**Exercise**
Look through the data below. Pick out the lines holding the string "this".

(Entries taken from a collection)
■ ■ ■ ■

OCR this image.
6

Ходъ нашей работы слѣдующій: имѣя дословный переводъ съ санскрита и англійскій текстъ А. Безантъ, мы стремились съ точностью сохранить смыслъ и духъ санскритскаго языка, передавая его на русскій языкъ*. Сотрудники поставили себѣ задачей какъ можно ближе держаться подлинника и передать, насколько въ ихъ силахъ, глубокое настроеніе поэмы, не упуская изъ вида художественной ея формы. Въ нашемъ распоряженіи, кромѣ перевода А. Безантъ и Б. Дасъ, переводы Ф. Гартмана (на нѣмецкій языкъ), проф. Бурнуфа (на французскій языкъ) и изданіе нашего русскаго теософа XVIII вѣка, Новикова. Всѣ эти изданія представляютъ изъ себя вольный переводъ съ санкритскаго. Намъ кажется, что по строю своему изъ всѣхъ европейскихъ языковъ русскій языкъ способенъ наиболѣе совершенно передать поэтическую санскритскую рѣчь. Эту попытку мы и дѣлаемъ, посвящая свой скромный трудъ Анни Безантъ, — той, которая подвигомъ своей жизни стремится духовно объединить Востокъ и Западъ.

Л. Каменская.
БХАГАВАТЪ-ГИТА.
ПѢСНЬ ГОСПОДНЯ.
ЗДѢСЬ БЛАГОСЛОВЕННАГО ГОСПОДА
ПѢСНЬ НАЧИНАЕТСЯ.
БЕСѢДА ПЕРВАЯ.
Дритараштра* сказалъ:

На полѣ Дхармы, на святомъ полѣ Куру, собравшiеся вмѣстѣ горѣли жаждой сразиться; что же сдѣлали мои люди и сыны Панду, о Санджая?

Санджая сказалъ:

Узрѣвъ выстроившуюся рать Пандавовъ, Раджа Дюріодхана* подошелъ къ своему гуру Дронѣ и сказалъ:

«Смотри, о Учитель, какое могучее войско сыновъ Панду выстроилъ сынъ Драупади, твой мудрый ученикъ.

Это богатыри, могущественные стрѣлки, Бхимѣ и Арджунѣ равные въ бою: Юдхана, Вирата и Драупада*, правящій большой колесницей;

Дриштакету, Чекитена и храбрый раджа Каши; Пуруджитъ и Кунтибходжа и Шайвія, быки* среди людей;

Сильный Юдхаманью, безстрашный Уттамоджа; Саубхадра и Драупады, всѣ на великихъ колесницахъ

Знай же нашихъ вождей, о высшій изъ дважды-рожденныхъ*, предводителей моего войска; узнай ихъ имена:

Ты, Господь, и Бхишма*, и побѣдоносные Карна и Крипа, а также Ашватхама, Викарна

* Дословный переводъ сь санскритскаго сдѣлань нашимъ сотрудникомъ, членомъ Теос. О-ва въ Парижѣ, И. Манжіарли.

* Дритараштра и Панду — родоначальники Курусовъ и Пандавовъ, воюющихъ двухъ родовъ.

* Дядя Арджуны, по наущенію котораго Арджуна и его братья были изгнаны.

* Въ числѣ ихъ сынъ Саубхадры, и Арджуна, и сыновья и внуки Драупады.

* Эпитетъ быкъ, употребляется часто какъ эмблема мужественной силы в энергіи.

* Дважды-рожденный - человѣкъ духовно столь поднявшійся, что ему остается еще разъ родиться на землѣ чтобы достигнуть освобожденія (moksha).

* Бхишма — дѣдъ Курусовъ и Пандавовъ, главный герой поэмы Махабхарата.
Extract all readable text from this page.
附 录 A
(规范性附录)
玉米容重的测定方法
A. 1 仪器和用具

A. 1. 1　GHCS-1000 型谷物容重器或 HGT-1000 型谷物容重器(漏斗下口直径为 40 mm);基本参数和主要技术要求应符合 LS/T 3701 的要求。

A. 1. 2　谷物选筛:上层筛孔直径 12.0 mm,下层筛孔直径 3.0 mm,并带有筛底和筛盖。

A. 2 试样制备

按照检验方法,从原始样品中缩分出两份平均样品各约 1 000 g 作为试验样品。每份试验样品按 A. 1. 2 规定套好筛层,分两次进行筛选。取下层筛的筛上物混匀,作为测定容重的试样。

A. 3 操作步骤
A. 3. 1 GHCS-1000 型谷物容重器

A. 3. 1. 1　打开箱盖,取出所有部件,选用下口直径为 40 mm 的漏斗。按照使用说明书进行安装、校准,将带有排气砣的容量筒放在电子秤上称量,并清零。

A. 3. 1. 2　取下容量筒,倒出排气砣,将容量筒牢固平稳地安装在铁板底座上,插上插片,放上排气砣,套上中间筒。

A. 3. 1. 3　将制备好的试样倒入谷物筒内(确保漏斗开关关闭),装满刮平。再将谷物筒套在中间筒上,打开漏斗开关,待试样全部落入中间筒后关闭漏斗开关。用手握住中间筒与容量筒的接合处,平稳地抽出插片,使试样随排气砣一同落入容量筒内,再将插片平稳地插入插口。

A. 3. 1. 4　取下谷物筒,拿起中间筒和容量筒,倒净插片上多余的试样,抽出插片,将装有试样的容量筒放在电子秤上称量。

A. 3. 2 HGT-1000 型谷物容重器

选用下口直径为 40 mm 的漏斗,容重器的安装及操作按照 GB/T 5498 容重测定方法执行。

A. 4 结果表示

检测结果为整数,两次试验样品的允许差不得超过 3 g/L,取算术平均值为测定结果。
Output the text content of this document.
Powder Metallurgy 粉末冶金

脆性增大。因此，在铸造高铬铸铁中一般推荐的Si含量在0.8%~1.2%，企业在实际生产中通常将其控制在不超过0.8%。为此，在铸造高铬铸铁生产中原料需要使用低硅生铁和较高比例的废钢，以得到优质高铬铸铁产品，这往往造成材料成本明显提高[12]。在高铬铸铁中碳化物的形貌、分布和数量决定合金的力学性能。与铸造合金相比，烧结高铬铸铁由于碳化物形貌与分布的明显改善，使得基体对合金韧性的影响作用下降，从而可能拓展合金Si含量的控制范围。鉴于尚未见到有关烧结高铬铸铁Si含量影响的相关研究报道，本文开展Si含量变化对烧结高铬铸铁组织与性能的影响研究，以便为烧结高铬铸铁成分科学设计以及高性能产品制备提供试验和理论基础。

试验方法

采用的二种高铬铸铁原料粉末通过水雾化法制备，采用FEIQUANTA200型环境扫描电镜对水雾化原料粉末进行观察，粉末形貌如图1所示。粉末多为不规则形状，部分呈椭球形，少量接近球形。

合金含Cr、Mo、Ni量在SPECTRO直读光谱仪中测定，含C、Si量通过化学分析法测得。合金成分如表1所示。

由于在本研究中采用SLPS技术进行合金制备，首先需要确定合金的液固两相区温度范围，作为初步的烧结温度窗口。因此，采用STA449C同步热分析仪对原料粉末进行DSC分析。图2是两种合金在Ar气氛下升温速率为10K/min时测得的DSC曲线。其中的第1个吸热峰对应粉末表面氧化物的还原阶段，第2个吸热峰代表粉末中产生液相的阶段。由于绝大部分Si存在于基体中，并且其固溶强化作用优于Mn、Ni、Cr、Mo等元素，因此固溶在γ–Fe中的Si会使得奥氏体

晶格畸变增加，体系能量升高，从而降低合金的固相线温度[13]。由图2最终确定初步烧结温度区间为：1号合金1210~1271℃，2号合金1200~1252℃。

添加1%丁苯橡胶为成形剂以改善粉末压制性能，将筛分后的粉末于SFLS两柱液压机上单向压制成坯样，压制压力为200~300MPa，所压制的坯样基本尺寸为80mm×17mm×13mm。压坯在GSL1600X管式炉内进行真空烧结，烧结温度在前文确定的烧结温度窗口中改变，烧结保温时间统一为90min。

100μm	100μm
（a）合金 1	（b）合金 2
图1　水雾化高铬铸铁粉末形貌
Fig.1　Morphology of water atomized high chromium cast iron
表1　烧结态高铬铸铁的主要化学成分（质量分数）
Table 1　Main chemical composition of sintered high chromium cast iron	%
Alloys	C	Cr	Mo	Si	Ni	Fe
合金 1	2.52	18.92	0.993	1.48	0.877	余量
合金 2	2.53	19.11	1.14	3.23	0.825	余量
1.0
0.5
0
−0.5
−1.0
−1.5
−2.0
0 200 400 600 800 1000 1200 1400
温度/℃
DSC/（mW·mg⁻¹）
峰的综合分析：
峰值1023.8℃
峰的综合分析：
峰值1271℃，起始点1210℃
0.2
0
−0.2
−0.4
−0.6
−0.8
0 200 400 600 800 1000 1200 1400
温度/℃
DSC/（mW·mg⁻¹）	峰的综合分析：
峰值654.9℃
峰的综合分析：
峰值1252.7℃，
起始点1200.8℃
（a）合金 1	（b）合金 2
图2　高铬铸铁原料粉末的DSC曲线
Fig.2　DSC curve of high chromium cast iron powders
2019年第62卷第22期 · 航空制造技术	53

■ ■ ■ ■

**Solved exercise**
OCR this image.
Extract all readable text from this page.
Output the text content of this document.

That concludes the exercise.